What the task asks: Would you write out the entries below, every one of them, exactly?

Data to use:
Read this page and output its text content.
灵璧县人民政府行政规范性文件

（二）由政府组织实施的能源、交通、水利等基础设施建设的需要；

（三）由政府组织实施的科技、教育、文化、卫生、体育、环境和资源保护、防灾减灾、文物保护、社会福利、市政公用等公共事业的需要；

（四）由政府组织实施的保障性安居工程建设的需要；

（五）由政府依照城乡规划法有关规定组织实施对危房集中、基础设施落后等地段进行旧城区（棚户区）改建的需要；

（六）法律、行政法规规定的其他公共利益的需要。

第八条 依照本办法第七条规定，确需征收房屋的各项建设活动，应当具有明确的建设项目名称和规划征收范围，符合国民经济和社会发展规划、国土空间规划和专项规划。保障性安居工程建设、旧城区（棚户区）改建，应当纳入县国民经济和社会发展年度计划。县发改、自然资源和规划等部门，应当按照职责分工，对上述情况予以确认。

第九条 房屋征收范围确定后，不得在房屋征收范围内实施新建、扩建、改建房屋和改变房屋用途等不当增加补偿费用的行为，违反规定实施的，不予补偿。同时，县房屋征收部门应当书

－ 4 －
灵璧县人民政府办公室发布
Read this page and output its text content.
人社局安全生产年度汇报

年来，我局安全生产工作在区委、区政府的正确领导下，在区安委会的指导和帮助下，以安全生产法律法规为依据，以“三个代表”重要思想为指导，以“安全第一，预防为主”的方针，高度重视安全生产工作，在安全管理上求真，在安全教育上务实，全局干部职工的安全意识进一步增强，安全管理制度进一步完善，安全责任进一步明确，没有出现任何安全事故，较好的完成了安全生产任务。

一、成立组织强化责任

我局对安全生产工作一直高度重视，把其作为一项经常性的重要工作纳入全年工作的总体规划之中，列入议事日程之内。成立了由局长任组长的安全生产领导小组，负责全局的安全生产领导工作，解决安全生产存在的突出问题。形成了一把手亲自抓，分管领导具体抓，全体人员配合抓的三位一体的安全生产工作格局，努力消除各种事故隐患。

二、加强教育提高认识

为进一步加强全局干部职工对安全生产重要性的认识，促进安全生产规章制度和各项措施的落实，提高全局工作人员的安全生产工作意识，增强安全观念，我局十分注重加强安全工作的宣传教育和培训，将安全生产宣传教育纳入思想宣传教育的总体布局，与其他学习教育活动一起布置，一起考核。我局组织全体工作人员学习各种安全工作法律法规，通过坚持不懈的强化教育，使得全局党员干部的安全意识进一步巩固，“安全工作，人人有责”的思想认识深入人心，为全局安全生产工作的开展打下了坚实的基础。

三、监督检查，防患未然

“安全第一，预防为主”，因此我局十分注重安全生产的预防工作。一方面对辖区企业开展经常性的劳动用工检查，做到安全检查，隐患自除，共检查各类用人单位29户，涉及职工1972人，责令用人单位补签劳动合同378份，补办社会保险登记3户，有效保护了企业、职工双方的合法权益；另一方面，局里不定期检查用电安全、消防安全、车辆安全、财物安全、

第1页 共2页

Exercise output:
Read this page and output its text content.
灵璧县人民政府行政规范性文件

（二）由政府组织实施的能源、交通、水利等基础设施建设的需要；

（三）由政府组织实施的科技、教育、文化、卫生、体育、环境和资源保护、防灾减灾、文物保护、社会福利、市政公用等公共事业的需要；

（四）由政府组织实施的保障性安居工程建设的需要；

（五）由政府依照城乡规划法有关规定组织实施对危房集中、基础设施落后等地段进行旧城区（棚户区）改建的需要；

（六）法律、行政法规规定的其他公共利益的需要。

第八条 依照本办法第七条规定，确需征收房屋的各项建设活动，应当具有明确的建设项目名称和规划征收范围，符合国民经济和社会发展规划、国土空间规划和专项规划。保障性安居工程建设、旧城区（棚户区）改建，应当纳入县国民经济和社会发展年度计划。县发改、自然资源和规划等部门，应当按照职责分工，对上述情况予以确认。

第九条 房屋征收范围确定后，不得在房屋征收范围内实施新建、扩建、改建房屋和改变房屋用途等不当增加补偿费用的行为，违反规定实施的，不予补偿。同时，县房屋征收部门应当书

－ 4 －
灵璧县人民政府办公室发布
Read this page and output its text content.
人社局安全生产年度汇报

年来，我局安全生产工作在区委、区政府的正确领导下，在区安委会的指导和帮助下，以安全生产法律法规为依据，以“三个代表”重要思想为指导，以“安全第一，预防为主”的方针，高度重视安全生产工作，在安全管理上求真，在安全教育上务实，全局干部职工的安全意识进一步增强，安全管理制度进一步完善，安全责任进一步明确，没有出现任何安全事故，较好的完成了安全生产任务。

一、成立组织强化责任

我局对安全生产工作一直高度重视，把其作为一项经常性的重要工作纳入全年工作的总体规划之中，列入议事日程之内。成立了由局长任组长的安全生产领导小组，负责全局的安全生产领导工作，解决安全生产存在的突出问题。形成了一把手亲自抓，分管领导具体抓，全体人员配合抓的三位一体的安全生产工作格局，努力消除各种事故隐患。

二、加强教育提高认识

为进一步加强全局干部职工对安全生产重要性的认识，促进安全生产规章制度和各项措施的落实，提高全局工作人员的安全生产工作意识，增强安全观念，我局十分注重加强安全工作的宣传教育和培训，将安全生产宣传教育纳入思想宣传教育的总体布局，与其他学习教育活动一起布置，一起考核。我局组织全体工作人员学习各种安全工作法律法规，通过坚持不懈的强化教育，使得全局党员干部的安全意识进一步巩固，“安全工作，人人有责”的思想认识深入人心，为全局安全生产工作的开展打下了坚实的基础。

三、监督检查，防患未然

“安全第一，预防为主”，因此我局十分注重安全生产的预防工作。一方面对辖区企业开展经常性的劳动用工检查，做到安全检查，隐患自除，共检查各类用人单位29户，涉及职工1972人，责令用人单位补签劳动合同378份，补办社会保险登记3户，有效保护了企业、职工双方的合法权益；另一方面，局里不定期检查用电安全、消防安全、车辆安全、财物安全、

第1页 共2页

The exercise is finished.